# Instructions to follow
Check every line below for the string "name", and copy the lines that contain it.
------ Data supplied
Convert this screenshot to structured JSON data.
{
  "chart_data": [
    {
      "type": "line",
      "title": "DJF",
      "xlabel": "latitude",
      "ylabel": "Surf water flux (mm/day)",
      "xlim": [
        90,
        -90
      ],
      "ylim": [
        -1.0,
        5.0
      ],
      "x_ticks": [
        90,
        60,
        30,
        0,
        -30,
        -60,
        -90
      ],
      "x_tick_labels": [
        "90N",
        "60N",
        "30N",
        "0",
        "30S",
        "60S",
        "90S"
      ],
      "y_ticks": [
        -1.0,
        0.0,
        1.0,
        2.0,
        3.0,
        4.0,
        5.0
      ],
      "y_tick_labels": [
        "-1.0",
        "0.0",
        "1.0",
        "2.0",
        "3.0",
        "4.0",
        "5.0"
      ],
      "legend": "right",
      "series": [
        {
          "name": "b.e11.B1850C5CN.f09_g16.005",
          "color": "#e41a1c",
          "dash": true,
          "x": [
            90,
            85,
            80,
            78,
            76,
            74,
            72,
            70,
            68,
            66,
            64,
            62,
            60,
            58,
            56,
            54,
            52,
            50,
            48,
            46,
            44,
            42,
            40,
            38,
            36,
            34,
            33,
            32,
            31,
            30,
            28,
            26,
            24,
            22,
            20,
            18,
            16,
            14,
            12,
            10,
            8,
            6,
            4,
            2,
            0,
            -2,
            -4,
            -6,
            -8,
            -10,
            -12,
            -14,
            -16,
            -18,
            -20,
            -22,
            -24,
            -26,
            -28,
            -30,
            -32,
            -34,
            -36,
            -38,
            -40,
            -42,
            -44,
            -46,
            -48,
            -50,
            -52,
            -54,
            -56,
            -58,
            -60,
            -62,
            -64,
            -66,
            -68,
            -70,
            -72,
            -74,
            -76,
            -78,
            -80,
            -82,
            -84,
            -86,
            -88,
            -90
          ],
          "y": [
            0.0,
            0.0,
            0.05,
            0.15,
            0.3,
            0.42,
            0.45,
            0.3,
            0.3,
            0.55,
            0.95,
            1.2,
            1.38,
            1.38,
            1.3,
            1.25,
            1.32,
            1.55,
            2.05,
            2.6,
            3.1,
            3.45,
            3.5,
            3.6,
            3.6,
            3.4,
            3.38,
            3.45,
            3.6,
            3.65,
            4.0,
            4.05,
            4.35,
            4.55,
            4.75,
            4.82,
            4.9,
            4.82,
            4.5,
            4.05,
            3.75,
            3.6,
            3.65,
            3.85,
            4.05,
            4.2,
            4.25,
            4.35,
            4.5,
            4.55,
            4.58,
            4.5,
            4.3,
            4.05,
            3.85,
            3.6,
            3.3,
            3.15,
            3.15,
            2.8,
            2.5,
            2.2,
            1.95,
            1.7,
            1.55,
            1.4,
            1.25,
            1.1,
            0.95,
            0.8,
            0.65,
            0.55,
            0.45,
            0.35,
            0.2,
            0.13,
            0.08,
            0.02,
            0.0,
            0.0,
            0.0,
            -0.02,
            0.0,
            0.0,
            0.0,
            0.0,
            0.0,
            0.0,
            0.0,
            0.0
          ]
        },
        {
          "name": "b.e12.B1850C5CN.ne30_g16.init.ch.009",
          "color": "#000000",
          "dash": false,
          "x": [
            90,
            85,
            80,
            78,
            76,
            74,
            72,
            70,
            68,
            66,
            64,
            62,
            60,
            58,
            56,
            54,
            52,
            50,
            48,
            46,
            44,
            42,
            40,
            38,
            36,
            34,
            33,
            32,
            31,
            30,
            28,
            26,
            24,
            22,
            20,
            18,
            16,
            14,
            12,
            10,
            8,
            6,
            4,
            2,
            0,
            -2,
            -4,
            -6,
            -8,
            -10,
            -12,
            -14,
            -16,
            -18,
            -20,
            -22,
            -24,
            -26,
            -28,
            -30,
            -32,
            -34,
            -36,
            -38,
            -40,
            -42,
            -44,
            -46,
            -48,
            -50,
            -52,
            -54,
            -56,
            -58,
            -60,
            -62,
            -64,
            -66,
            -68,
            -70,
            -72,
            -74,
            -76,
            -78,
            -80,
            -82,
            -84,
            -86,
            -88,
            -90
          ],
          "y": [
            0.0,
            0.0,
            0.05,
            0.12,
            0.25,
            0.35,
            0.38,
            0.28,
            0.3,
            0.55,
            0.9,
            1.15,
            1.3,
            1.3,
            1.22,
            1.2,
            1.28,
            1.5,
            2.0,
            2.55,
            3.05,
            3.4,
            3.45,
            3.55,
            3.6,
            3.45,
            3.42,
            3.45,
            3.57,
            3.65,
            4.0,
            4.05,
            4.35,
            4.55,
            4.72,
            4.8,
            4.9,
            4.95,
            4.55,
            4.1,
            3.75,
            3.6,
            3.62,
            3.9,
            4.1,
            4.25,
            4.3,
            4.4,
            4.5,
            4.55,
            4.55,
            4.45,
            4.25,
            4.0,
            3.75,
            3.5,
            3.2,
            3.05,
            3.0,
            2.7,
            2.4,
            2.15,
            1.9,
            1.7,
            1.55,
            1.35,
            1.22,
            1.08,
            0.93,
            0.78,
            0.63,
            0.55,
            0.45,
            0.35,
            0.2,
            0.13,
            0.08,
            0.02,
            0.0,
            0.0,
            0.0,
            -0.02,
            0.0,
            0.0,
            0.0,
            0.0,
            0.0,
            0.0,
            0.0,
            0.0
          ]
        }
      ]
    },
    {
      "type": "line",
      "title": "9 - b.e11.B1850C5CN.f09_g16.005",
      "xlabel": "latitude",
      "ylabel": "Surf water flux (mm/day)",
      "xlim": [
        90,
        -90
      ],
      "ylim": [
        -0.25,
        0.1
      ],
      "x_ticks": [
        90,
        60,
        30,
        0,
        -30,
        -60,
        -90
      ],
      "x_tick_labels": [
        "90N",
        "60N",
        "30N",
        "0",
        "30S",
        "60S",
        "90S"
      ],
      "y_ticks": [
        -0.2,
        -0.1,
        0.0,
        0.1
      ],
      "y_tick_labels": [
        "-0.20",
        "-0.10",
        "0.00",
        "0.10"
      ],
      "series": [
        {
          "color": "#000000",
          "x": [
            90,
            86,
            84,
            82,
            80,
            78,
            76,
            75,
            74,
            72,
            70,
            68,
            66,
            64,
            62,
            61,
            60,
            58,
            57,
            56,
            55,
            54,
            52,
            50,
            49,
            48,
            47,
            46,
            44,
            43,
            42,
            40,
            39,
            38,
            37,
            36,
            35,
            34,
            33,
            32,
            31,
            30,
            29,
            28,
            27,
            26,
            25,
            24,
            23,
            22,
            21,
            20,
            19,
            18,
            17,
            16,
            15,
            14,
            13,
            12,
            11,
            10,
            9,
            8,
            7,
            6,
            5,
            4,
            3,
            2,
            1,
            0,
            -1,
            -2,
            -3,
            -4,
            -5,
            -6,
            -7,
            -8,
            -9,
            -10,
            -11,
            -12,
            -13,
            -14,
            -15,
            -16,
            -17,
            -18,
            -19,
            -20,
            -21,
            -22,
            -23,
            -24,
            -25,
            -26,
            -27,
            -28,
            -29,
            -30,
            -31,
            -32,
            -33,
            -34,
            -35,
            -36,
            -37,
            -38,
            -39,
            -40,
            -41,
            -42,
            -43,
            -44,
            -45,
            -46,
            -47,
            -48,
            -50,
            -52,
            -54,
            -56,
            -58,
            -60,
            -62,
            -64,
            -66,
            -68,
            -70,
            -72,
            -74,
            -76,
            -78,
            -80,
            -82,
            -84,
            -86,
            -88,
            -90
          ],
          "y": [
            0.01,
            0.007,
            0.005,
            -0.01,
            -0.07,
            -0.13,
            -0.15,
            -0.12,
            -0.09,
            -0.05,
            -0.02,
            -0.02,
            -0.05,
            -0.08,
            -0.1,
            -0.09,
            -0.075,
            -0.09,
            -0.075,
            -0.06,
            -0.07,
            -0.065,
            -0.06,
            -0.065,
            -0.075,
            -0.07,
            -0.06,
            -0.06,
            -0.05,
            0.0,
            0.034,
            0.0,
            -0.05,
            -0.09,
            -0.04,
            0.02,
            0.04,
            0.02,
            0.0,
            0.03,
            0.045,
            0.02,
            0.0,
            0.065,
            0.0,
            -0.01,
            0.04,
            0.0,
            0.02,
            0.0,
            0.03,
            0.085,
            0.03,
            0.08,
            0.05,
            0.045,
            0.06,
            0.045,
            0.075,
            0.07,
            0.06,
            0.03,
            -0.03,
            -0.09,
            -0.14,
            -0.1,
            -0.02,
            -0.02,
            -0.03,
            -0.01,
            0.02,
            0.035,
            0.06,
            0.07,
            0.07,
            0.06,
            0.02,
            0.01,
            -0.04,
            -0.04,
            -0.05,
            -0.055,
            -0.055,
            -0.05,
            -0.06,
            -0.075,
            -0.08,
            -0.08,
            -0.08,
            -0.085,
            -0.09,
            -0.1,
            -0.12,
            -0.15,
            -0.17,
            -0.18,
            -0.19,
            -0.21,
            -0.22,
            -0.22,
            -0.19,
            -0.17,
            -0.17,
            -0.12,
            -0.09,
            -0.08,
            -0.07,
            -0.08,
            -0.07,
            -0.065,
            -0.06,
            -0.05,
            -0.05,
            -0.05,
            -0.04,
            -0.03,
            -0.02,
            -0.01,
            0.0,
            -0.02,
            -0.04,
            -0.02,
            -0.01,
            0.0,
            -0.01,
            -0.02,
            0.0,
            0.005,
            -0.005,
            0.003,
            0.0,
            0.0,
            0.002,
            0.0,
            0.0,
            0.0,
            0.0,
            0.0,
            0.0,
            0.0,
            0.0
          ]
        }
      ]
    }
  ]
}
------------
# Finished exercise
          "name": "b.e11.B1850C5CN.f09_g16.005",
          "name": "b.e12.B1850C5CN.ne30_g16.init.ch.009",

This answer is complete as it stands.